DIRECTIONS:
(A) In the tool use overview, rewrite the paragraph beginning "Tool use (also called function calling)" as a short bulleted list that keeps its main facts.
(B) Continue the tool use overview by writing what comes after its last sentence.
** Opening SELECTED EXCERPT block **
Tool Use Pattern - Function Calling for AI Agents
Enabling LLMs to invoke external tools and APIs through function calling, extending model capabilities beyond text generation.
Tool use (also called function calling) lets an LLM invoke external functions, APIs, and services during a conversation. Instead of the model guessing at information or admitting it cannot perform an action, it calls a tool: look up a database record, execute code, search the web, send an email, or query an internal system. The model decides which tool to call, what parameters to pass, and how to incorporate the result into its response.
How Tool Use Works
Tool definition - You provide the model with a list of available tools, each described with a name, description, and parameter schema (typically JSON Schema). The descriptions are critical - the model uses them to decide when and how to invoke each tool.
Tool selection - Based on the user’s request and the tool descriptions, the model decides whether to call a tool and which one. It generates a structured tool call with the appropriate parameters.
Tool execution - Your application code receives the tool call, validates the parameters, executes the function, and returns the result to the model.
** Closing SELECTED EXCERPT block **
** Opening EXTRACTED ENTRIES block **
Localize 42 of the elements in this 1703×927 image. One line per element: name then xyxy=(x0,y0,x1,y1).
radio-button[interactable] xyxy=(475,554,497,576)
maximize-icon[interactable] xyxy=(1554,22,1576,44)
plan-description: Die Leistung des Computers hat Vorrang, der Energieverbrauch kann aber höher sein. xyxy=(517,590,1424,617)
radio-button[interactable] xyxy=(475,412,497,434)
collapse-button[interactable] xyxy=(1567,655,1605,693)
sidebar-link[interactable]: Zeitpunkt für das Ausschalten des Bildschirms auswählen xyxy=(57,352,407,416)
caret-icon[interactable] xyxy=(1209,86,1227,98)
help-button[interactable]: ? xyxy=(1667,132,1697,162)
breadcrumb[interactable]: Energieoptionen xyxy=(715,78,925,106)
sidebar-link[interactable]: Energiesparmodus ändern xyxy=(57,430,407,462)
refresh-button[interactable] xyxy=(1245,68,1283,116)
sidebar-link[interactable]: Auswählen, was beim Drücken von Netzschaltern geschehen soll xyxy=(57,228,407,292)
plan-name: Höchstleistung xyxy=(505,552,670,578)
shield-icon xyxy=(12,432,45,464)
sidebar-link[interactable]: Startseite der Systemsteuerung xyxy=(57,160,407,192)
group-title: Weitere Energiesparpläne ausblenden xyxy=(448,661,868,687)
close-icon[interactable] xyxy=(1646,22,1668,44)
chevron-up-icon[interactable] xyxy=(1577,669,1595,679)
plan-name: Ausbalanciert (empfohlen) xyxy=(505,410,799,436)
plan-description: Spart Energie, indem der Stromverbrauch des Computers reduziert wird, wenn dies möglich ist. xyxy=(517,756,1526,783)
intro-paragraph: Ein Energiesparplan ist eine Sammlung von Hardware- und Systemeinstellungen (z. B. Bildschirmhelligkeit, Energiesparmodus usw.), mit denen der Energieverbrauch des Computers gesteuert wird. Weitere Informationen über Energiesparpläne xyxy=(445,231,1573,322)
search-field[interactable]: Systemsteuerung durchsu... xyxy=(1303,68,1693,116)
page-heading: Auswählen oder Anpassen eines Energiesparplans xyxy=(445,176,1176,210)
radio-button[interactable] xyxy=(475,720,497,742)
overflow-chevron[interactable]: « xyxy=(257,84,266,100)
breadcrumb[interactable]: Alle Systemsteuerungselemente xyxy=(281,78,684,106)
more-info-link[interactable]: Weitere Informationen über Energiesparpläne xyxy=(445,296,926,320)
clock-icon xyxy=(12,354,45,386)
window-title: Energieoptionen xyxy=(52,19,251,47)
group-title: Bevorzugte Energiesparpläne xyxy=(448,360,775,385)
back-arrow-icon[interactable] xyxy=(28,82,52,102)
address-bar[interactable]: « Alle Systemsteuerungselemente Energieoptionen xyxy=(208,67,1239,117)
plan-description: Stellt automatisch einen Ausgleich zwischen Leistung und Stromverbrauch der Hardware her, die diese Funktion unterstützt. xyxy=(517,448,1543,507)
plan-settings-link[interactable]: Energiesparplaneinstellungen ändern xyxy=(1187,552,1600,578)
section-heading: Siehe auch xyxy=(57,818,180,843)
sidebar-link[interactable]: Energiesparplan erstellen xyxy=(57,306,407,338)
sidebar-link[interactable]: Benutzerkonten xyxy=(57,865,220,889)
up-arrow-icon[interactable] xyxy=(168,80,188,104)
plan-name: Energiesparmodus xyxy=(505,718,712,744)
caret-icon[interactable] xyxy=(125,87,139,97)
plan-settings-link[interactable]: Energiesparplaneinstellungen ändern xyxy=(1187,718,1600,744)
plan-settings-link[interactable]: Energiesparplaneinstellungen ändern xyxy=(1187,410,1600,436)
** Closing EXTRACTED ENTRIES block **
EXERCISE RESPONSES:
(A)
- Tool use, also called function calling, lets an LLM invoke external functions, APIs, and services during a conversation.
- Instead of guessing at information or admitting it can't act, the model calls a tool. Examples include looking up a database record, executing code, searching the web, sending an email, or querying an internal system.
- The model decides which tool to call, what parameters to pass, and how to incorporate the result into its response.

(B)
Response synthesis - The model receives the tool result and incorporates it into a natural language response. It may call additional tools or provide its final answer.
Designing Good Tool Interfaces
Clear descriptions - The tool description is a prompt to the model. Write it as if explaining the tool to a new team member. Include what the tool does, when to use it, what it returns, and common parameter values. Vague descriptions lead to incorrect tool selection.
Minimal parameter sets - Each tool should have the fewest parameters necessary. Optional parameters with sensible defaults reduce the burden on the model. Complex parameter schemas with nested objects increase the chance of malformed calls.
Focused tools - One tool should do one thing well. A tool called “database” that accepts arbitrary SQL is dangerous and hard for the model to use correctly. Instead, create specific tools: “lookup_customer,” “get_order_status,” “search_products.” Each with a clear, narrow purpose.
Consistent return formats - Standardize tool return formats. Always return a structured object with a status field, a data field, and an error field. The model handles consistent formats more reliably than varying structures.
Security Considerations
Tool use introduces significant security concerns because the model is now triggering real actions based on user input.
Input validation - Never pass model-generated parameters directly to sensitive operations without validation. The model might be manipulated through prompt injection to call tools with malicious parameters. Validate all tool inputs against expected types, ranges, and patterns.
Permission scoping - Give tools the minimum permissions necessary. A tool that queries a database should have read-only access. A tool that sends emails should have rate limits and recipient restrictions. Treat the model as an untrusted intermediary.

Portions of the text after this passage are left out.